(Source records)
________________
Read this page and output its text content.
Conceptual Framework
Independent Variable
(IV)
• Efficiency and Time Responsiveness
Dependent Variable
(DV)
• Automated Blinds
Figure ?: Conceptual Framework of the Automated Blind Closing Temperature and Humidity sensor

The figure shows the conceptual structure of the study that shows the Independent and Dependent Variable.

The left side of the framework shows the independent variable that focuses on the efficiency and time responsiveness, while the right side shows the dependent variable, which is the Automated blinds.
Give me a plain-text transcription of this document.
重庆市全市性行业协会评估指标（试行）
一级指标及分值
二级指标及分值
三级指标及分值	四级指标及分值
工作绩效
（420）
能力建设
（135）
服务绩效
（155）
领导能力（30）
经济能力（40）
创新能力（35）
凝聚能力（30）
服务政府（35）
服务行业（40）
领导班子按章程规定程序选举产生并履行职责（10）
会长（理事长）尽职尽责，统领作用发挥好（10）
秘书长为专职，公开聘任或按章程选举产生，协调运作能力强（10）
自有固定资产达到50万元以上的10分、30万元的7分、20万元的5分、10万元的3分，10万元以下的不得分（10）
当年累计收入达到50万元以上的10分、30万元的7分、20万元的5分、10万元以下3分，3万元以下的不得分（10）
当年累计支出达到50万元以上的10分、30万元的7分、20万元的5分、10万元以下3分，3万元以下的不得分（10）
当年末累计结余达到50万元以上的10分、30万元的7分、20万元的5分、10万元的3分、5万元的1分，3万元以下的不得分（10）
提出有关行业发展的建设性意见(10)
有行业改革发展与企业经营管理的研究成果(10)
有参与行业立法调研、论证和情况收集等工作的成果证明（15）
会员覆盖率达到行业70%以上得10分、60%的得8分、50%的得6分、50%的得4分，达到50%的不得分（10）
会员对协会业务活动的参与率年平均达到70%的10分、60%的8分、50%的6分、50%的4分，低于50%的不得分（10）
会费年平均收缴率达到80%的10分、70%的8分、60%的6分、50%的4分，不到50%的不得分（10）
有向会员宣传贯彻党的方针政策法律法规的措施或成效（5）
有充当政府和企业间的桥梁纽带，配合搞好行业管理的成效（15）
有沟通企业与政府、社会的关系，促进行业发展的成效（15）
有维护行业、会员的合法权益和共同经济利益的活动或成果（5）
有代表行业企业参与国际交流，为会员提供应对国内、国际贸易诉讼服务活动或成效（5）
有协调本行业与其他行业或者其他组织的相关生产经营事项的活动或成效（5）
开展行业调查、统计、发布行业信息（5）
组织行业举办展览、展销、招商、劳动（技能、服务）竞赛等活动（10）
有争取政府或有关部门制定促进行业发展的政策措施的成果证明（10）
________________
* _Stated task_: Return, word for word, each line from the line that contains "Give me a plain-text" to the end of the listing above; include both end lines and nothing else.

* _Written solution_:
Give me a plain-text transcription of this document.
重庆市全市性行业协会评估指标（试行）
一级指标及分值
二级指标及分值
三级指标及分值	四级指标及分值
工作绩效
（420）
能力建设
（135）
服务绩效
（155）
领导能力（30）
经济能力（40）
创新能力（35）
凝聚能力（30）
服务政府（35）
服务行业（40）
领导班子按章程规定程序选举产生并履行职责（10）
会长（理事长）尽职尽责，统领作用发挥好（10）
秘书长为专职，公开聘任或按章程选举产生，协调运作能力强（10）
自有固定资产达到50万元以上的10分、30万元的7分、20万元的5分、10万元的3分，10万元以下的不得分（10）
当年累计收入达到50万元以上的10分、30万元的7分、20万元的5分、10万元以下3分，3万元以下的不得分（10）
当年累计支出达到50万元以上的10分、30万元的7分、20万元的5分、10万元以下3分，3万元以下的不得分（10）
当年末累计结余达到50万元以上的10分、30万元的7分、20万元的5分、10万元的3分、5万元的1分，3万元以下的不得分（10）
提出有关行业发展的建设性意见(10)
有行业改革发展与企业经营管理的研究成果(10)
有参与行业立法调研、论证和情况收集等工作的成果证明（15）
会员覆盖率达到行业70%以上得10分、60%的得8分、50%的得6分、50%的得4分，达到50%的不得分（10）
会员对协会业务活动的参与率年平均达到70%的10分、60%的8分、50%的6分、50%的4分，低于50%的不得分（10）
会费年平均收缴率达到80%的10分、70%的8分、60%的6分、50%的4分，不到50%的不得分（10）
有向会员宣传贯彻党的方针政策法律法规的措施或成效（5）
有充当政府和企业间的桥梁纽带，配合搞好行业管理的成效（15）
有沟通企业与政府、社会的关系，促进行业发展的成效（15）
有维护行业、会员的合法权益和共同经济利益的活动或成果（5）
有代表行业企业参与国际交流，为会员提供应对国内、国际贸易诉讼服务活动或成效（5）
有协调本行业与其他行业或者其他组织的相关生产经营事项的活动或成效（5）
开展行业调查、统计、发布行业信息（5）
组织行业举办展览、展销、招商、劳动（技能、服务）竞赛等活动（10）
有争取政府或有关部门制定促进行业发展的政策措施的成果证明（10）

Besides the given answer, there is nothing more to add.